* To be done:
Copy the records below exactly, leaving out any pictures.

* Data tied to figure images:
══════════

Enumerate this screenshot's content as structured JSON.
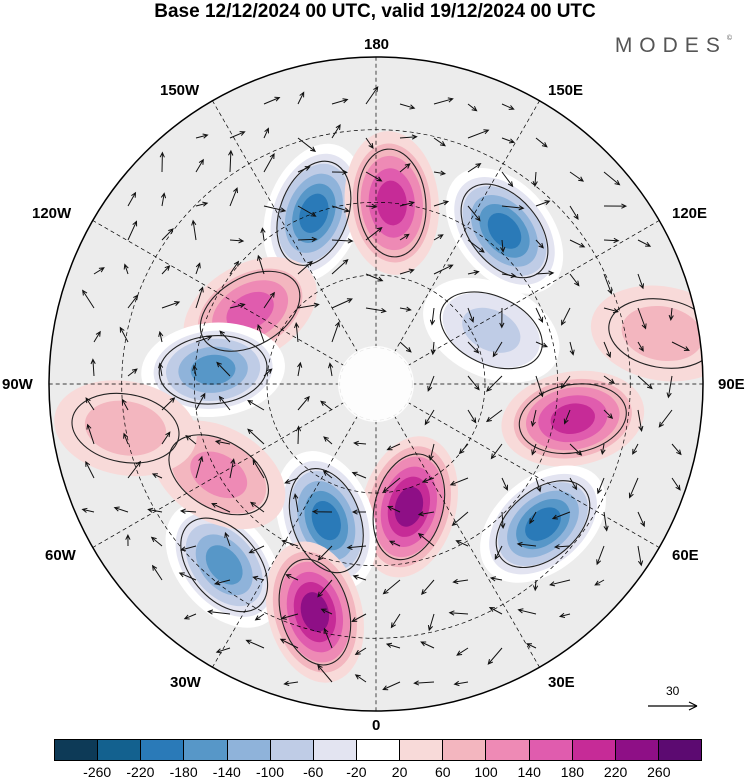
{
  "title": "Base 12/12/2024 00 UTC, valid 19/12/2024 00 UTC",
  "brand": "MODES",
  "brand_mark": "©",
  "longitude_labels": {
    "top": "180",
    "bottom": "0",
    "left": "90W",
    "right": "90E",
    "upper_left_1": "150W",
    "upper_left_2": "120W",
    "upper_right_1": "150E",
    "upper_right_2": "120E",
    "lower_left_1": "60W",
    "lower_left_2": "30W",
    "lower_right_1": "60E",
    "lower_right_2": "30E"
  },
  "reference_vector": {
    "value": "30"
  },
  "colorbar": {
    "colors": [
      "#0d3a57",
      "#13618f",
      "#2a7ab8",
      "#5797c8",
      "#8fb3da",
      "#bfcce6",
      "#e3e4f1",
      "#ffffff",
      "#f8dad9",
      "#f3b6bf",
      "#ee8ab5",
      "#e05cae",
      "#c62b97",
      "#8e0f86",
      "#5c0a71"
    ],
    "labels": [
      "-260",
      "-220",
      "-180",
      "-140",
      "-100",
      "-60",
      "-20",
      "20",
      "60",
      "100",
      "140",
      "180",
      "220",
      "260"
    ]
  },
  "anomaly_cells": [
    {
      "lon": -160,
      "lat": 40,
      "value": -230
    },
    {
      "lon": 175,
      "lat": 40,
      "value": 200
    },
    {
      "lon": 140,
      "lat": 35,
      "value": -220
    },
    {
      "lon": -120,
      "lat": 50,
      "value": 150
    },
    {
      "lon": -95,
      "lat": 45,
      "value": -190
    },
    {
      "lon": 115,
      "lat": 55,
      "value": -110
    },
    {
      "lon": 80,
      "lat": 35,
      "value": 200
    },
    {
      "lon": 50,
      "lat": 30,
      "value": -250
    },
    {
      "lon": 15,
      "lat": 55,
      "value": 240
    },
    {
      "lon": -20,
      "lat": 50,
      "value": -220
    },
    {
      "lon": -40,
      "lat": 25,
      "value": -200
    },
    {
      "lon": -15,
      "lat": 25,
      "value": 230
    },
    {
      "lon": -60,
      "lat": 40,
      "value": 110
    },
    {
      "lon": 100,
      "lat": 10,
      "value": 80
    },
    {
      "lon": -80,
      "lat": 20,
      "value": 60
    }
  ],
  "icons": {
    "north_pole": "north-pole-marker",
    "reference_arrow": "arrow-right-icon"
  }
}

══════════

* Solved problem:
Enumerate this screenshot's content as structured JSON.
{
  "title": "Base 12/12/2024 00 UTC, valid 19/12/2024 00 UTC",
  "brand": "MODES",
  "brand_mark": "©",
  "longitude_labels": {
    "top": "180",
    "bottom": "0",
    "left": "90W",
    "right": "90E",
    "upper_left_1": "150W",
    "upper_left_2": "120W",
    "upper_right_1": "150E",
    "upper_right_2": "120E",
    "lower_left_1": "60W",
    "lower_left_2": "30W",
    "lower_right_1": "60E",
    "lower_right_2": "30E"
  },
  "reference_vector": {
    "value": "30"
  },
  "colorbar": {
    "colors": [
      "#0d3a57",
      "#13618f",
      "#2a7ab8",
      "#5797c8",
      "#8fb3da",
      "#bfcce6",
      "#e3e4f1",
      "#ffffff",
      "#f8dad9",
      "#f3b6bf",
      "#ee8ab5",
      "#e05cae",
      "#c62b97",
      "#8e0f86",
      "#5c0a71"
    ],
    "labels": [
      "-260",
      "-220",
      "-180",
      "-140",
      "-100",
      "-60",
      "-20",
      "20",
      "60",
      "100",
      "140",
      "180",
      "220",
      "260"
    ]
  },
  "anomaly_cells": [
    {
      "lon": -160,
      "lat": 40,
      "value": -230
    },
    {
      "lon": 175,
      "lat": 40,
      "value": 200
    },
    {
      "lon": 140,
      "lat": 35,
      "value": -220
    },
    {
      "lon": -120,
      "lat": 50,
      "value": 150
    },
    {
      "lon": -95,
      "lat": 45,
      "value": -190
    },
    {
      "lon": 115,
      "lat": 55,
      "value": -110
    },
    {
      "lon": 80,
      "lat": 35,
      "value": 200
    },
    {
      "lon": 50,
      "lat": 30,
      "value": -250
    },
    {
      "lon": 15,
      "lat": 55,
      "value": 240
    },
    {
      "lon": -20,
      "lat": 50,
      "value": -220
    },
    {
      "lon": -40,
      "lat": 25,
      "value": -200
    },
    {
      "lon": -15,
      "lat": 25,
      "value": 230
    },
    {
      "lon": -60,
      "lat": 40,
      "value": 110
    },
    {
      "lon": 100,
      "lat": 10,
      "value": 80
    },
    {
      "lon": -80,
      "lat": 20,
      "value": 60
    }
  ],
  "icons": {
    "north_pole": "north-pole-marker",
    "reference_arrow": "arrow-right-icon"
  }
}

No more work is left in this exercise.